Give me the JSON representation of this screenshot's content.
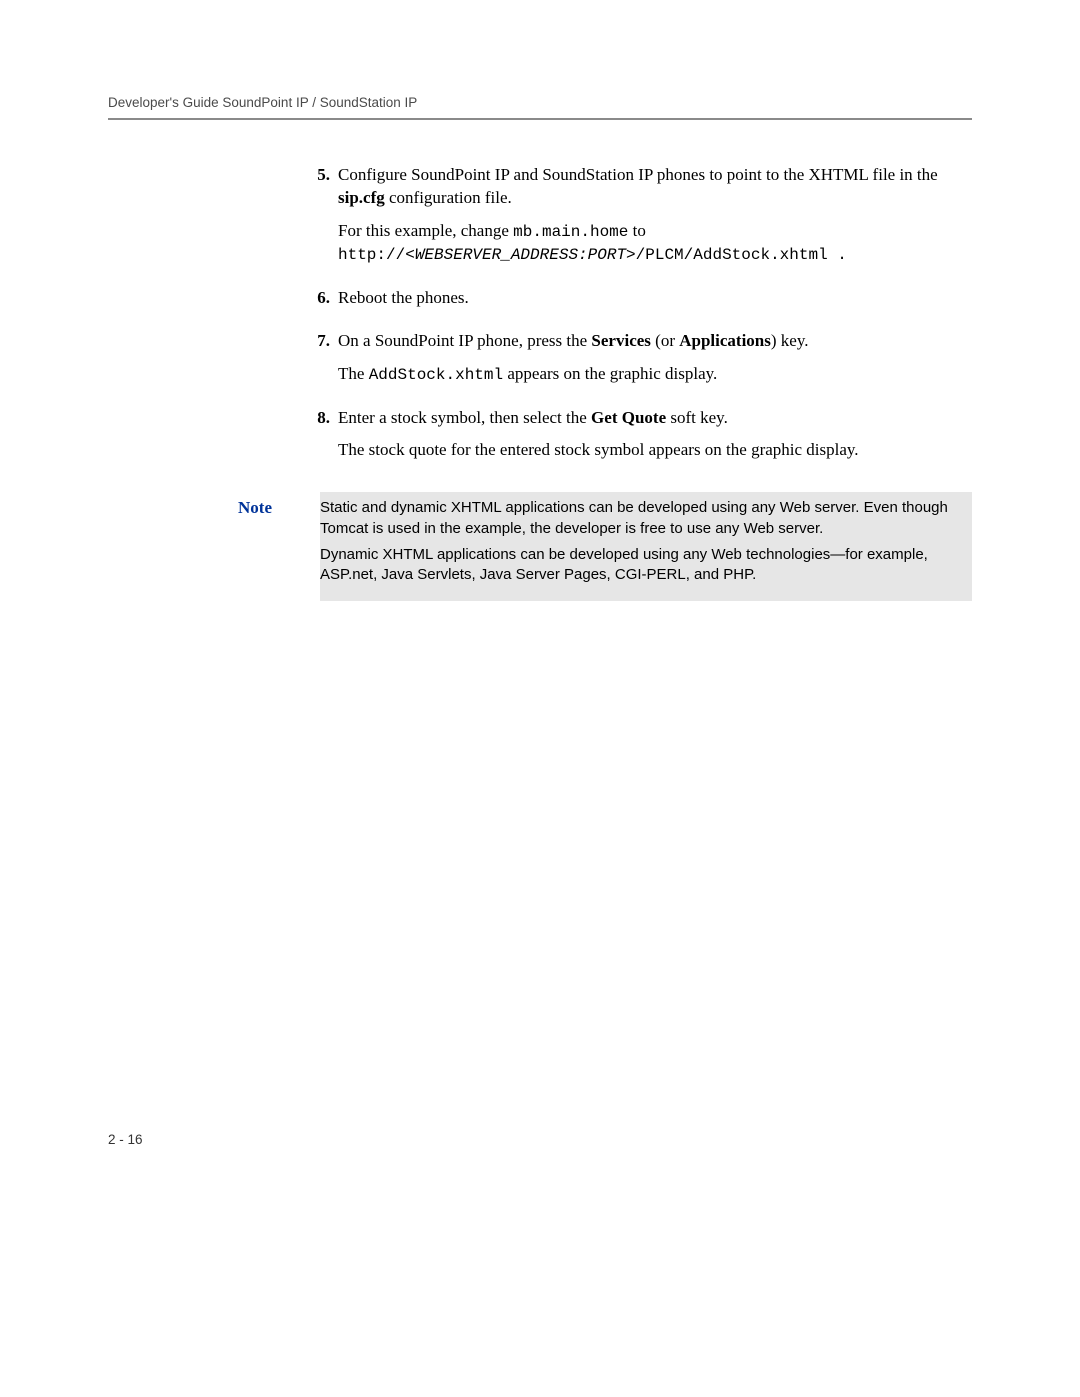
{
  "header": "Developer's Guide SoundPoint IP / SoundStation IP",
  "items": {
    "n5": {
      "num": "5.",
      "p1a": "Configure SoundPoint IP and SoundStation IP phones to point to the XHTML file in the ",
      "p1b": "sip.cfg",
      "p1c": " configuration file.",
      "p2a": "For this example, change ",
      "p2b": "mb.main.home",
      "p2c": " to",
      "p3a": "http://<",
      "p3b": "WEBSERVER_ADDRESS:PORT",
      "p3c": ">/PLCM/AddStock.xhtml ."
    },
    "n6": {
      "num": "6.",
      "p1": "Reboot the phones."
    },
    "n7": {
      "num": "7.",
      "p1a": "On a SoundPoint IP phone, press the ",
      "p1b": "Services",
      "p1c": " (or ",
      "p1d": "Applications",
      "p1e": ") key.",
      "p2a": "The ",
      "p2b": "AddStock.xhtml",
      "p2c": " appears on the graphic display."
    },
    "n8": {
      "num": "8.",
      "p1a": "Enter a stock symbol, then select the ",
      "p1b": "Get Quote",
      "p1c": " soft key.",
      "p2": "The stock quote for the entered stock symbol appears on the graphic display."
    }
  },
  "note": {
    "label": "Note",
    "p1": "Static and dynamic XHTML applications can be developed using any Web server. Even though Tomcat is used in the example, the developer is free to use any Web server.",
    "p2": "Dynamic XHTML applications can be developed using any Web technologies—for example, ASP.net, Java Servlets, Java Server Pages, CGI-PERL, and PHP."
  },
  "pageNumber": "2 - 16"
}
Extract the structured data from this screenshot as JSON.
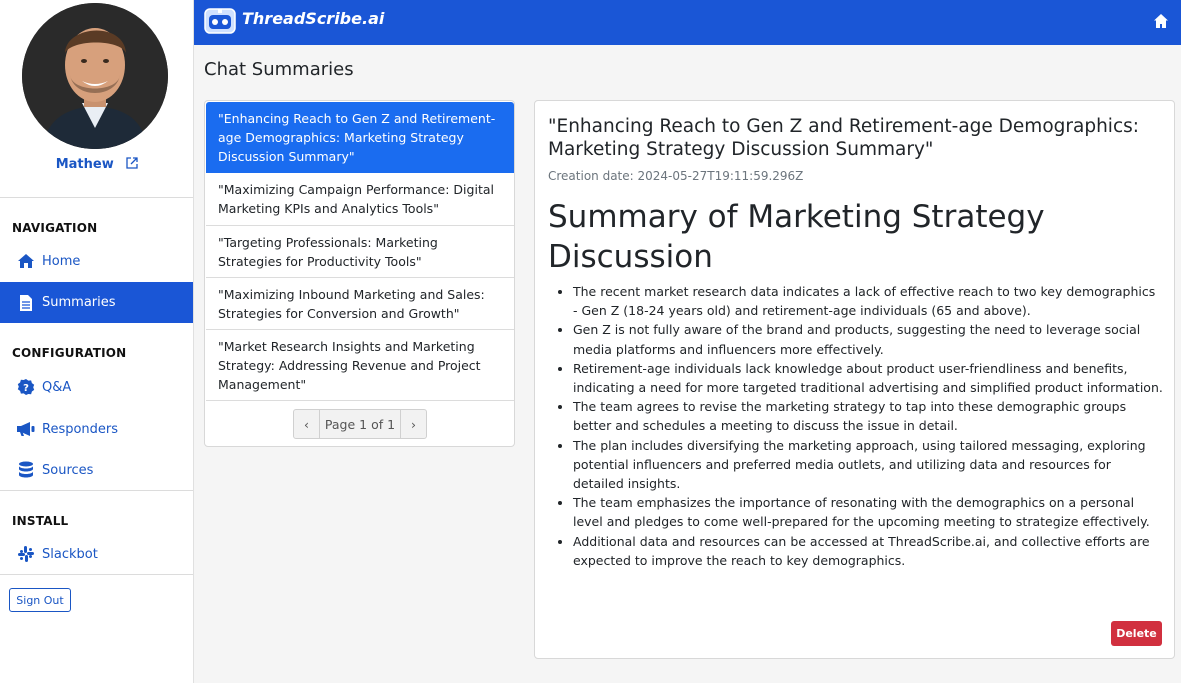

== SET EXERCISE ==
Look through the records and gather every line containing "display".

== EXERCISE SOLUTION ==
      "p2c": " appears on the graphic display."
      "p2": "The stock quote for the entered stock symbol appears on the graphic display."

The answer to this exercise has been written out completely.